● **Work required**: Leaving out all images, write out the records that follow exactly.

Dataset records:
"""

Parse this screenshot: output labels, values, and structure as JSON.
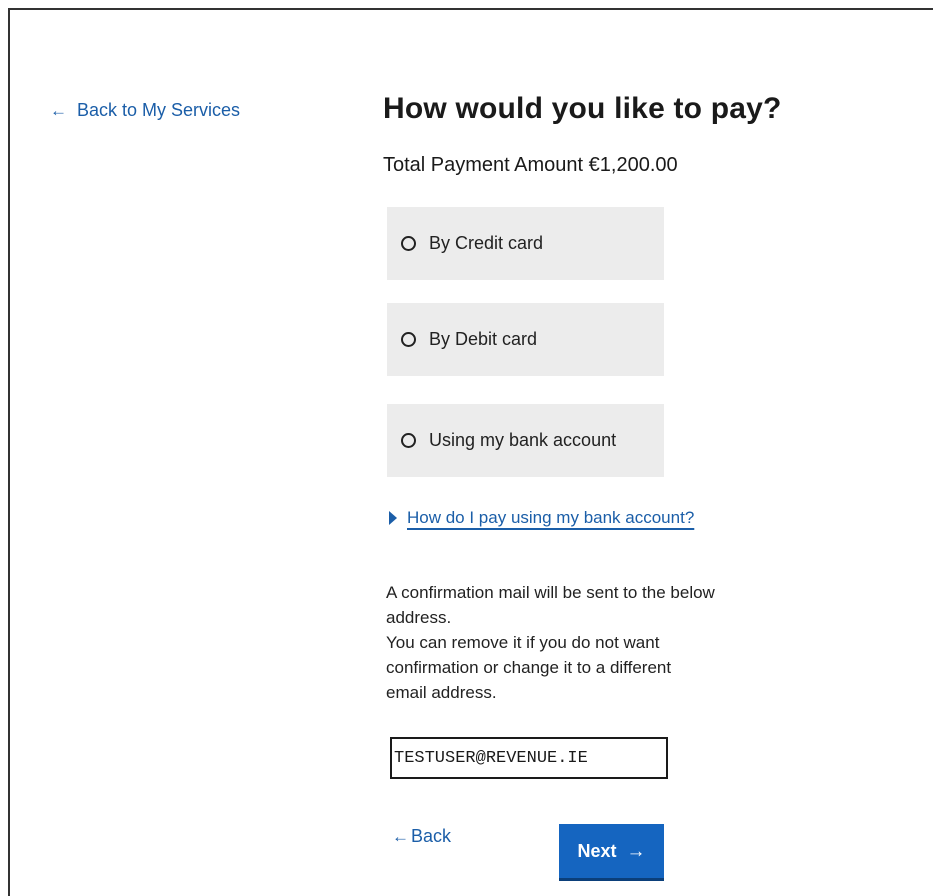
{
  "nav": {
    "back_services_label": "Back to My Services",
    "back_arrow": "←"
  },
  "page": {
    "title": "How would you like to pay?",
    "total_label": "Total Payment Amount €1,200.00"
  },
  "payment_options": [
    {
      "label": "By Credit card",
      "selected": false
    },
    {
      "label": "By Debit card",
      "selected": false
    },
    {
      "label": "Using my bank account",
      "selected": false
    }
  ],
  "help": {
    "bank_account_link": "How do I pay using my bank account?"
  },
  "confirmation": {
    "line1": "A confirmation mail will be sent to the below address.",
    "line2": "You can remove it if you do not want confirmation or change it to a different email address.",
    "email_value": "TESTUSER@REVENUE.IE"
  },
  "actions": {
    "back_arrow": "←",
    "back_label": "Back",
    "next_label": "Next",
    "next_arrow": "→"
  },
  "colors": {
    "link": "#1b5ea8",
    "primary_button": "#1565c0",
    "option_background": "#ececec"
  }
}
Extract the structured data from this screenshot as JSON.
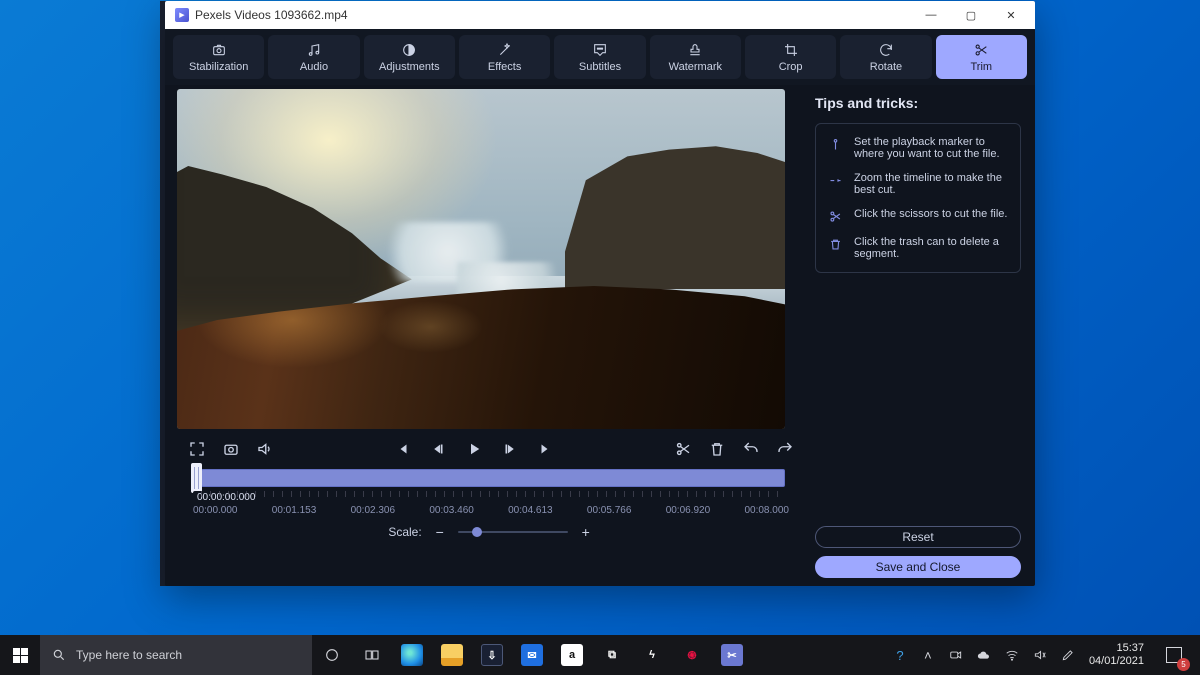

"""

● **Reply**:
Parse this screenshot: output labels, values, and structure as JSON.
{
  "nav": {
    "back_services_label": "Back to My Services",
    "back_arrow": "←"
  },
  "page": {
    "title": "How would you like to pay?",
    "total_label": "Total Payment Amount €1,200.00"
  },
  "payment_options": [
    {
      "label": "By Credit card",
      "selected": false
    },
    {
      "label": "By Debit card",
      "selected": false
    },
    {
      "label": "Using my bank account",
      "selected": false
    }
  ],
  "help": {
    "bank_account_link": "How do I pay using my bank account?"
  },
  "confirmation": {
    "line1": "A confirmation mail will be sent to the below address.",
    "line2": "You can remove it if you do not want confirmation or change it to a different email address.",
    "email_value": "TESTUSER@REVENUE.IE"
  },
  "actions": {
    "back_arrow": "←",
    "back_label": "Back",
    "next_label": "Next",
    "next_arrow": "→"
  },
  "colors": {
    "link": "#1b5ea8",
    "primary_button": "#1565c0",
    "option_background": "#ececec"
  }
}
Extract the structured data from this screenshot as JSON.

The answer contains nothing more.